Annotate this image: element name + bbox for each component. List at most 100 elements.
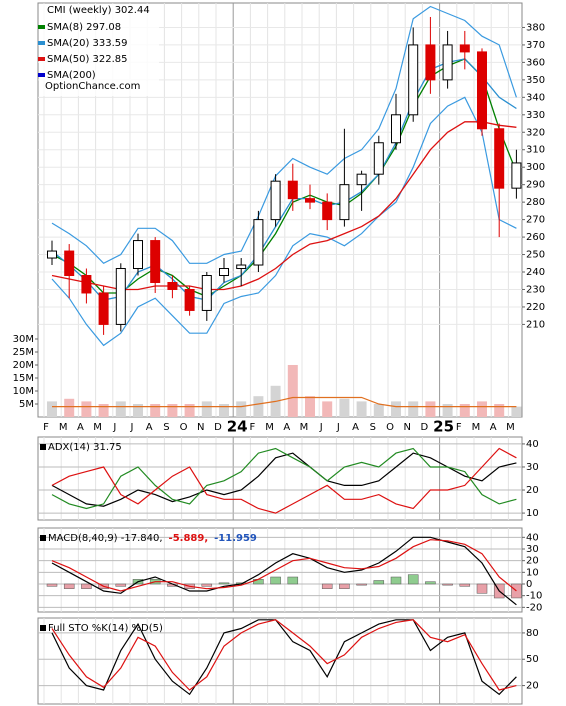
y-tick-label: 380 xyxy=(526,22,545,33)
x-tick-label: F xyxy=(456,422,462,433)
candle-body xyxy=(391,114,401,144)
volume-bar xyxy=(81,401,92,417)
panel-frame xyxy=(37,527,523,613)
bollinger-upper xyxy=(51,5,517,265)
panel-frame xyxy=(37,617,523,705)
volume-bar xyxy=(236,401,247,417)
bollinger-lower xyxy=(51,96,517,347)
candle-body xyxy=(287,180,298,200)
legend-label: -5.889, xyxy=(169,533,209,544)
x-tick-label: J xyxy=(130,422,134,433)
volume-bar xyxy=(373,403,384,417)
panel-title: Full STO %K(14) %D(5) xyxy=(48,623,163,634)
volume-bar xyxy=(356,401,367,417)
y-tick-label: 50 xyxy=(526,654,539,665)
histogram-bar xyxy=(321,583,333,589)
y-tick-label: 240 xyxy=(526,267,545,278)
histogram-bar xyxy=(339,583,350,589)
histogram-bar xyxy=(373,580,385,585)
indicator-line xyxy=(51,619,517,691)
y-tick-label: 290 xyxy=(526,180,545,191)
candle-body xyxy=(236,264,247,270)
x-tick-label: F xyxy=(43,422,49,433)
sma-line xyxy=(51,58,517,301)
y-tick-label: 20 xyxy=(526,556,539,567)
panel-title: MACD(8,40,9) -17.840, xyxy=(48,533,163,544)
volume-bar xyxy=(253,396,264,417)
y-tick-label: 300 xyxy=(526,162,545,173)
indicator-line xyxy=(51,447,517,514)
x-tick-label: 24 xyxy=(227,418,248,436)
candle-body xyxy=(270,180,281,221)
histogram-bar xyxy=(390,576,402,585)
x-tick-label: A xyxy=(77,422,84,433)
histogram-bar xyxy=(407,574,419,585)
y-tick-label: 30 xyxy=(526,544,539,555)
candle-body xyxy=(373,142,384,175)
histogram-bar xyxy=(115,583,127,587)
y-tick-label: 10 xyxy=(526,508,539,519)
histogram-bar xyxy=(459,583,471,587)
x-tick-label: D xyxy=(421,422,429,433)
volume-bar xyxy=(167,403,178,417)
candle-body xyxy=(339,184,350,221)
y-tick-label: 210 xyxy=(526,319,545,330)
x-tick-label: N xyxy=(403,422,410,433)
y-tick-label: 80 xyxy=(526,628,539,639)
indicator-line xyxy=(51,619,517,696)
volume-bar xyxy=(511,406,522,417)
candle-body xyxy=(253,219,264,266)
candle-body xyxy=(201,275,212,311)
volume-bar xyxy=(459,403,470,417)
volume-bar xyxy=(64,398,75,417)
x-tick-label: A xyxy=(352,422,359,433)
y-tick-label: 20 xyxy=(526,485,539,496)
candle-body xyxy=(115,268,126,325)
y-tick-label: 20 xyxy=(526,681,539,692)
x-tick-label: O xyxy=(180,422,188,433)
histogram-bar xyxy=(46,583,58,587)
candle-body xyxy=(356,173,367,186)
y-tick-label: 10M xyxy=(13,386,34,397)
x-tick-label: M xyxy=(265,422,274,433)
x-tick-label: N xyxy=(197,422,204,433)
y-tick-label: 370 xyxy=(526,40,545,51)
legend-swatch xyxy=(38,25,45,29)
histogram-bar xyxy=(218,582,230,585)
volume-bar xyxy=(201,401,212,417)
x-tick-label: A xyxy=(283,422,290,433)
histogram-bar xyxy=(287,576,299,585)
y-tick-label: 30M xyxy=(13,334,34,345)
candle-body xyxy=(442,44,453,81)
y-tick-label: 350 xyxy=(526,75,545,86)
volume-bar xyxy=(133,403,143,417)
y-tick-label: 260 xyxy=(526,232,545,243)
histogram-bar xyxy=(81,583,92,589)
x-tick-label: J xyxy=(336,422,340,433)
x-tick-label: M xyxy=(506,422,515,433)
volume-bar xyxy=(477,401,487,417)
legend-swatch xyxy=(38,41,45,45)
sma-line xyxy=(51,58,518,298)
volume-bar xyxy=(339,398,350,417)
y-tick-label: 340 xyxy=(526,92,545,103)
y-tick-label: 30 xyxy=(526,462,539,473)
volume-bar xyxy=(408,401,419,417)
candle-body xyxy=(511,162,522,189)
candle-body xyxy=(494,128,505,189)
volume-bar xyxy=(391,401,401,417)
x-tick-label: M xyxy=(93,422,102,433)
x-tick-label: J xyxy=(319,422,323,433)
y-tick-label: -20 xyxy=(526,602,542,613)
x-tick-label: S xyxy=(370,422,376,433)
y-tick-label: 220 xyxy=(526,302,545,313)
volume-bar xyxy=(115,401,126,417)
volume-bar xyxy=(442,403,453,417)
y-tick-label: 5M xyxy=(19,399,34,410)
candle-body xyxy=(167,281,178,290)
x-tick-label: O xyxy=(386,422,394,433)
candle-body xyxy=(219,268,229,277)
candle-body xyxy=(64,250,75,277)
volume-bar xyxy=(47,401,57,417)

◆ ◆ ◆

**TASK PROMPT:**
Copy out the lines of the data above, from the line with "y-tick-label: 380 xyxy=(526,22,545,33)" to the line with "legend-label: -5.889, xyxy=(169,533,209,544)", including both of those lines.

**TASK OUTPUT:**
y-tick-label: 380 xyxy=(526,22,545,33)
x-tick-label: F xyxy=(456,422,462,433)
candle-body xyxy=(391,114,401,144)
volume-bar xyxy=(81,401,92,417)
panel-frame xyxy=(37,527,523,613)
bollinger-upper xyxy=(51,5,517,265)
panel-frame xyxy=(37,617,523,705)
volume-bar xyxy=(236,401,247,417)
bollinger-lower xyxy=(51,96,517,347)
candle-body xyxy=(287,180,298,200)
legend-label: -5.889, xyxy=(169,533,209,544)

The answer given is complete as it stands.